• **EXERCISE INSTRUCTIONS**
Only the lines from the one with "What data populates" to the end of the data below should be given again, exactly, with both ends included and pictures omitted.

== MATERIALS PROVIDED

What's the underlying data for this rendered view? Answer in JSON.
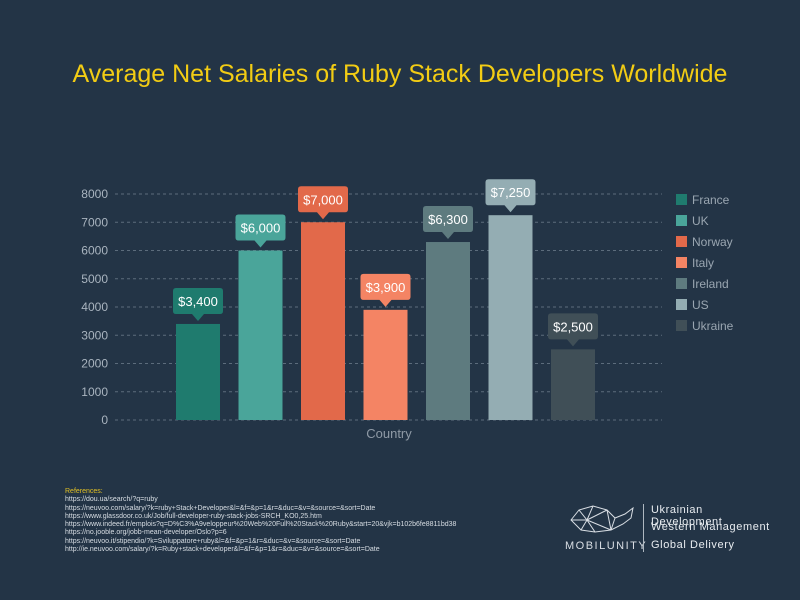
{
  "chart_data": {
    "type": "bar",
    "title": "Average Net Salaries of Ruby Stack Developers Worldwide",
    "xlabel": "Country",
    "ylabel": "",
    "ylim": [
      0,
      8000
    ],
    "yticks": [
      "0",
      "1000",
      "2000",
      "3000",
      "4000",
      "5000",
      "6000",
      "7000",
      "8000"
    ],
    "categories": [
      "France",
      "UK",
      "Norway",
      "Italy",
      "Ireland",
      "US",
      "Ukraine"
    ],
    "values": [
      3400,
      6000,
      7000,
      3900,
      6300,
      7250,
      2500
    ],
    "data_labels": [
      "$3,400",
      "$6,000",
      "$7,000",
      "$3,900",
      "$6,300",
      "$7,250",
      "$2,500"
    ],
    "colors": [
      "#1f7b6e",
      "#4aa59a",
      "#e2694a",
      "#f48464",
      "#5e7b7f",
      "#94adb3",
      "#404f57"
    ],
    "legend_position": "right",
    "grid": true
  },
  "references": {
    "heading": "References:",
    "urls": [
      "https://dou.ua/search/?q=ruby",
      "https://neuvoo.com/salary/?k=ruby+Stack+Developer&l=&f=&p=1&r=&duc=&v=&source=&sort=Date",
      "https://www.glassdoor.co.uk/Job/full-developer-ruby-stack-jobs-SRCH_KO0,25.htm",
      "https://www.indeed.fr/emplois?q=D%C3%A9veloppeur%20Web%20Full%20Stack%20Ruby&start=20&vjk=b102b6fe8811bd38",
      "https://no.jooble.org/jobb-mean-developer/Oslo?p=6",
      "https://neuvoo.it/stipendio/?k=Sviluppatore+ruby&l=&f=&p=1&r=&duc=&v=&source=&sort=Date",
      "http://ie.neuvoo.com/salary/?k=Ruby+stack+developer&l=&f=&p=1&r=&duc=&v=&source=&sort=Date"
    ]
  },
  "brand": {
    "name": "MOBILUNITY",
    "taglines": [
      "Ukrainian Development",
      "Western Management",
      "Global Delivery"
    ]
  }
}
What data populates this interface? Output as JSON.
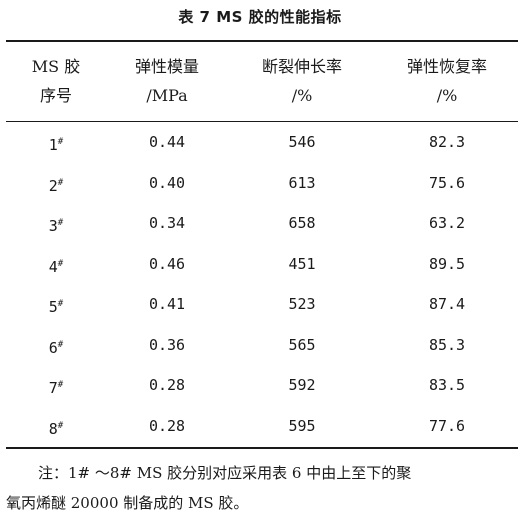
{
  "caption": "表 7   MS 胶的性能指标",
  "headers": [
    {
      "line1": "MS 胶",
      "line2": "序号"
    },
    {
      "line1": "弹性模量",
      "line2": "/MPa"
    },
    {
      "line1": "断裂伸长率",
      "line2": "/%"
    },
    {
      "line1": "弹性恢复率",
      "line2": "/%"
    }
  ],
  "rows": [
    {
      "id": "1",
      "mark": "#",
      "modulus": "0.44",
      "elongation": "546",
      "recovery": "82.3"
    },
    {
      "id": "2",
      "mark": "#",
      "modulus": "0.40",
      "elongation": "613",
      "recovery": "75.6"
    },
    {
      "id": "3",
      "mark": "#",
      "modulus": "0.34",
      "elongation": "658",
      "recovery": "63.2"
    },
    {
      "id": "4",
      "mark": "#",
      "modulus": "0.46",
      "elongation": "451",
      "recovery": "89.5"
    },
    {
      "id": "5",
      "mark": "#",
      "modulus": "0.41",
      "elongation": "523",
      "recovery": "87.4"
    },
    {
      "id": "6",
      "mark": "#",
      "modulus": "0.36",
      "elongation": "565",
      "recovery": "85.3"
    },
    {
      "id": "7",
      "mark": "#",
      "modulus": "0.28",
      "elongation": "592",
      "recovery": "83.5"
    },
    {
      "id": "8",
      "mark": "#",
      "modulus": "0.28",
      "elongation": "595",
      "recovery": "77.6"
    }
  ],
  "note": {
    "line1": "注：1# ～8# MS 胶分别对应采用表 6 中由上至下的聚",
    "line2": "氧丙烯醚 20000 制备成的 MS 胶。"
  }
}
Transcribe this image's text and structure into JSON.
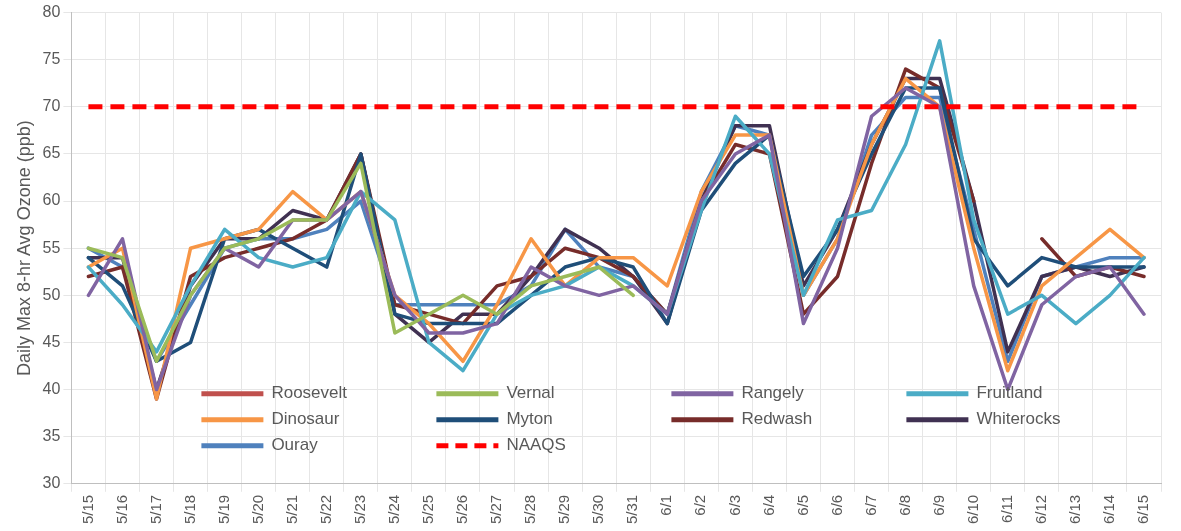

====

• **ANSWER**
What data populates this interface? Output as JSON.
{
  "caption": "表 7   MS 胶的性能指标",
  "headers": [
    {
      "line1": "MS 胶",
      "line2": "序号"
    },
    {
      "line1": "弹性模量",
      "line2": "/MPa"
    },
    {
      "line1": "断裂伸长率",
      "line2": "/%"
    },
    {
      "line1": "弹性恢复率",
      "line2": "/%"
    }
  ],
  "rows": [
    {
      "id": "1",
      "mark": "#",
      "modulus": "0.44",
      "elongation": "546",
      "recovery": "82.3"
    },
    {
      "id": "2",
      "mark": "#",
      "modulus": "0.40",
      "elongation": "613",
      "recovery": "75.6"
    },
    {
      "id": "3",
      "mark": "#",
      "modulus": "0.34",
      "elongation": "658",
      "recovery": "63.2"
    },
    {
      "id": "4",
      "mark": "#",
      "modulus": "0.46",
      "elongation": "451",
      "recovery": "89.5"
    },
    {
      "id": "5",
      "mark": "#",
      "modulus": "0.41",
      "elongation": "523",
      "recovery": "87.4"
    },
    {
      "id": "6",
      "mark": "#",
      "modulus": "0.36",
      "elongation": "565",
      "recovery": "85.3"
    },
    {
      "id": "7",
      "mark": "#",
      "modulus": "0.28",
      "elongation": "592",
      "recovery": "83.5"
    },
    {
      "id": "8",
      "mark": "#",
      "modulus": "0.28",
      "elongation": "595",
      "recovery": "77.6"
    }
  ],
  "note": {
    "line1": "注：1# ～8# MS 胶分别对应采用表 6 中由上至下的聚",
    "line2": "氧丙烯醚 20000 制备成的 MS 胶。"
  }
}
Transcribe this image's text and structure into JSON.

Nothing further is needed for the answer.